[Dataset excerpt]
════════════════════
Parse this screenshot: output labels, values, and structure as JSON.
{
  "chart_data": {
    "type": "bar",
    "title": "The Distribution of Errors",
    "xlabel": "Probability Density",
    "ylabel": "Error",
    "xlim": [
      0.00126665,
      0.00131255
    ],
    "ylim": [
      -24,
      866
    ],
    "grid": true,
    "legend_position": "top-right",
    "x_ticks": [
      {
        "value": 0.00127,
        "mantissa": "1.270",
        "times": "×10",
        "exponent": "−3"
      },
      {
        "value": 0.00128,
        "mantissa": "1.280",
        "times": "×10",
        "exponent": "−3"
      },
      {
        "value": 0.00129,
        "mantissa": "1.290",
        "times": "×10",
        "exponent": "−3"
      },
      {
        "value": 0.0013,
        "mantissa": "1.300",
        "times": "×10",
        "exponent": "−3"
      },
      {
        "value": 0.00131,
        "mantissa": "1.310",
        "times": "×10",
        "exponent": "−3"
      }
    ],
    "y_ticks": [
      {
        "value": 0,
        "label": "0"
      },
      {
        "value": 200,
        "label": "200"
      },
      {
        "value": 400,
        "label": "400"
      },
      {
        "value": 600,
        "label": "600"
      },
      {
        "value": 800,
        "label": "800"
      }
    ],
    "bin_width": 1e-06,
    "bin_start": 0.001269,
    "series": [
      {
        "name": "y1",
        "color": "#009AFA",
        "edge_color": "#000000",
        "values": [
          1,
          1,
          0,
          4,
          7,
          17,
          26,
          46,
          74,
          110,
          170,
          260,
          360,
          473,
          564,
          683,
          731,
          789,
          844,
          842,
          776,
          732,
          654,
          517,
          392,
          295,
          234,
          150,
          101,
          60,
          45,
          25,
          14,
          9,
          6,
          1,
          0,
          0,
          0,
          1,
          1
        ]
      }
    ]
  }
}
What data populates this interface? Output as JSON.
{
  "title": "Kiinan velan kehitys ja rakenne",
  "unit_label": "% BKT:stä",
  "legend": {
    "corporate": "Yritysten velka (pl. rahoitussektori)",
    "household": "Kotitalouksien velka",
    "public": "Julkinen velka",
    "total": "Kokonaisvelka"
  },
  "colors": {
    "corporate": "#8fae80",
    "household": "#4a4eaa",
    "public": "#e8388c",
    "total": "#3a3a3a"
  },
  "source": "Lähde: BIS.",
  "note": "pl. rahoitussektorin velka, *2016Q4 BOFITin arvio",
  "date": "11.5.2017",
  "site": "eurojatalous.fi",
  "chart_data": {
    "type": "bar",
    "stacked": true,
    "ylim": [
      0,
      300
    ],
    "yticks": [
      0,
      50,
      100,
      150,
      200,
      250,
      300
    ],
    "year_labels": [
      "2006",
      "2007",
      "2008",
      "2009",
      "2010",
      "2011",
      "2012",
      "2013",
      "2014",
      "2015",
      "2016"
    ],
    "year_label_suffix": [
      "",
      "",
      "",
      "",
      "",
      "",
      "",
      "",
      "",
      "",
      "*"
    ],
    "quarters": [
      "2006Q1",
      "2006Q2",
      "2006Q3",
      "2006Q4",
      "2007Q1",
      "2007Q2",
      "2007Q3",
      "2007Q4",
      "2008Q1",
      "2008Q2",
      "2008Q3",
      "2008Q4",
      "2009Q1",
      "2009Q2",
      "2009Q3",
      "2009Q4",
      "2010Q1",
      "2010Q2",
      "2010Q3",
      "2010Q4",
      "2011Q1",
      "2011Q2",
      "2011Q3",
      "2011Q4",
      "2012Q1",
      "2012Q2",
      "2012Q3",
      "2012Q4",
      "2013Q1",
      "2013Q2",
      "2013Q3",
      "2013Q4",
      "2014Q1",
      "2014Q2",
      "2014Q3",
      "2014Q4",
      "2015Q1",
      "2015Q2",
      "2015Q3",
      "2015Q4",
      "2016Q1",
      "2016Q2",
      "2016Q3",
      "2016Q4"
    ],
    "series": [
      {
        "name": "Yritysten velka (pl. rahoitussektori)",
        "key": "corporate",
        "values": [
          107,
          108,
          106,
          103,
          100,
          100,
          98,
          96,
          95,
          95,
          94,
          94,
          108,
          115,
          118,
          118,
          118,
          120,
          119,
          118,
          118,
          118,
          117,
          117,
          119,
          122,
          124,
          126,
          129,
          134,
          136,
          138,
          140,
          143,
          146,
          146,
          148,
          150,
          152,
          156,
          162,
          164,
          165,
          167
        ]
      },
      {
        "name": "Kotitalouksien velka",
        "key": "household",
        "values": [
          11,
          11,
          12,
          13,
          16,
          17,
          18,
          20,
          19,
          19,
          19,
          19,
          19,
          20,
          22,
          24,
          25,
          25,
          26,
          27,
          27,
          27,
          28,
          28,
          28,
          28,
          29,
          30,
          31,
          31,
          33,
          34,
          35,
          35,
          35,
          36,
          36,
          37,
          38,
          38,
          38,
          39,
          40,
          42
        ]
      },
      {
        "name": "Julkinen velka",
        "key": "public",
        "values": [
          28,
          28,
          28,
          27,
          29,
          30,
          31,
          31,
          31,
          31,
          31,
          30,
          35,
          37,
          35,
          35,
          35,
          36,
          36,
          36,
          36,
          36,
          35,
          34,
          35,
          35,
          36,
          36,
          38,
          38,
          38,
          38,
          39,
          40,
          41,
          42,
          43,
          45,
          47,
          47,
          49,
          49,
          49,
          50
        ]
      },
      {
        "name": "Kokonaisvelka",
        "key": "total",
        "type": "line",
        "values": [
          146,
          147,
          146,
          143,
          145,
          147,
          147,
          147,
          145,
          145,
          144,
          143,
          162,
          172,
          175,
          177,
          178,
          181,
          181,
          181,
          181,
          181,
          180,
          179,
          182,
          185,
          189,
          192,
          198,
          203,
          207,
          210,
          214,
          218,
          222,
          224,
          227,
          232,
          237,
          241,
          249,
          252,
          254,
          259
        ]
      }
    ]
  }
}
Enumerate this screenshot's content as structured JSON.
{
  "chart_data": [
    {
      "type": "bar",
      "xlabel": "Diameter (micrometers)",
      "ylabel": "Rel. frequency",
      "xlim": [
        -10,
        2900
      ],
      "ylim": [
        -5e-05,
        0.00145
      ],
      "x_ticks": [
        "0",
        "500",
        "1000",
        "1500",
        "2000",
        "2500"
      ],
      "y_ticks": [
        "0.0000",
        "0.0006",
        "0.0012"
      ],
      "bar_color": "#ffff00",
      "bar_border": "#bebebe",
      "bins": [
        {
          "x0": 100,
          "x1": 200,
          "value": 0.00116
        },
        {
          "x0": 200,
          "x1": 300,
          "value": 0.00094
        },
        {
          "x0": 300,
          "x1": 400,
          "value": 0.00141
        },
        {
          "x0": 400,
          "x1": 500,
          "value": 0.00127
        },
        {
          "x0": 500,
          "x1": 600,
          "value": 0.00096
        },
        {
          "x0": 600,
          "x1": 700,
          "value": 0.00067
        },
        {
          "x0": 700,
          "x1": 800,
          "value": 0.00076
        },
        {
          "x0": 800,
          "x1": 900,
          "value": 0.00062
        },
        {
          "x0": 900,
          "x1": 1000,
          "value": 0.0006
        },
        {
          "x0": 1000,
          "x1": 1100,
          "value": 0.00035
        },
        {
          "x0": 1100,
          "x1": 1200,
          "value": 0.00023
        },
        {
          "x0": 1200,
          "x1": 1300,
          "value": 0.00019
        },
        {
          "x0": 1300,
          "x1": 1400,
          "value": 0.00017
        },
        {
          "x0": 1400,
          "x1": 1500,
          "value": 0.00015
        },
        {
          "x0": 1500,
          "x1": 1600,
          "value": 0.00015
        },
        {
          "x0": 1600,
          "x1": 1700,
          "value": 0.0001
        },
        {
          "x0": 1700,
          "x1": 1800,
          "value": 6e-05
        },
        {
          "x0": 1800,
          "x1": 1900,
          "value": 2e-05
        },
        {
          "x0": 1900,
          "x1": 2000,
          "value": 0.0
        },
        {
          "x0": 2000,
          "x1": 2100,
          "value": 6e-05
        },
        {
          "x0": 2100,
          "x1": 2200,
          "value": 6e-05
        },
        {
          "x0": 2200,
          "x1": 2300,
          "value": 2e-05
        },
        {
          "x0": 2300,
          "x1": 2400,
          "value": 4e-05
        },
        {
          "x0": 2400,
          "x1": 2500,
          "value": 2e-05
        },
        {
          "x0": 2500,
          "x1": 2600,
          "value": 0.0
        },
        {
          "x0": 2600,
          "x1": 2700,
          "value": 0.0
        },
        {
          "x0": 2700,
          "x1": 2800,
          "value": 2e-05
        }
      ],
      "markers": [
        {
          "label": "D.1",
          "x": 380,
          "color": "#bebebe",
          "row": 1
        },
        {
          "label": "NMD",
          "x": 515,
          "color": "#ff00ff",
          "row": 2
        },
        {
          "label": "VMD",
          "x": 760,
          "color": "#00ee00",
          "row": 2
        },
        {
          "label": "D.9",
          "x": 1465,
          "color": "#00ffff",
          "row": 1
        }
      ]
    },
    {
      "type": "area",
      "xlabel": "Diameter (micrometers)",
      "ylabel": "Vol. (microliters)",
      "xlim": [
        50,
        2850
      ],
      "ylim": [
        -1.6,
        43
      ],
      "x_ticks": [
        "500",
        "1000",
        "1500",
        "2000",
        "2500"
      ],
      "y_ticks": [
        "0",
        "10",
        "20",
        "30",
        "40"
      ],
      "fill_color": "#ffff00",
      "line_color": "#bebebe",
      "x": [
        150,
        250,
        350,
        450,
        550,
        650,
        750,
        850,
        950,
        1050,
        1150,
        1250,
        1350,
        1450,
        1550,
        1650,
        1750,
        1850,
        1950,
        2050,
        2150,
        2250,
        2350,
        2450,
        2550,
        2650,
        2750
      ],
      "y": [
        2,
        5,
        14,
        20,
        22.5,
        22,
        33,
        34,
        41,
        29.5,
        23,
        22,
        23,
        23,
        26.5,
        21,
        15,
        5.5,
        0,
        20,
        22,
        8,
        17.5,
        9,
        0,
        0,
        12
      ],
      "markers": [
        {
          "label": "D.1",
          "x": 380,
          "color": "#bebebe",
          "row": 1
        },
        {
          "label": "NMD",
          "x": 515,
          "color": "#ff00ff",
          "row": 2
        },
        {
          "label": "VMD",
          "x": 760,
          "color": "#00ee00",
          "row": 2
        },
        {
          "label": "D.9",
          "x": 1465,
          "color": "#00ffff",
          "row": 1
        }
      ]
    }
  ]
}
════════════════════
* _Task goal_:
State how many lines of the records above contain the word "JSON", and give only that number.

* _Solution below_:
3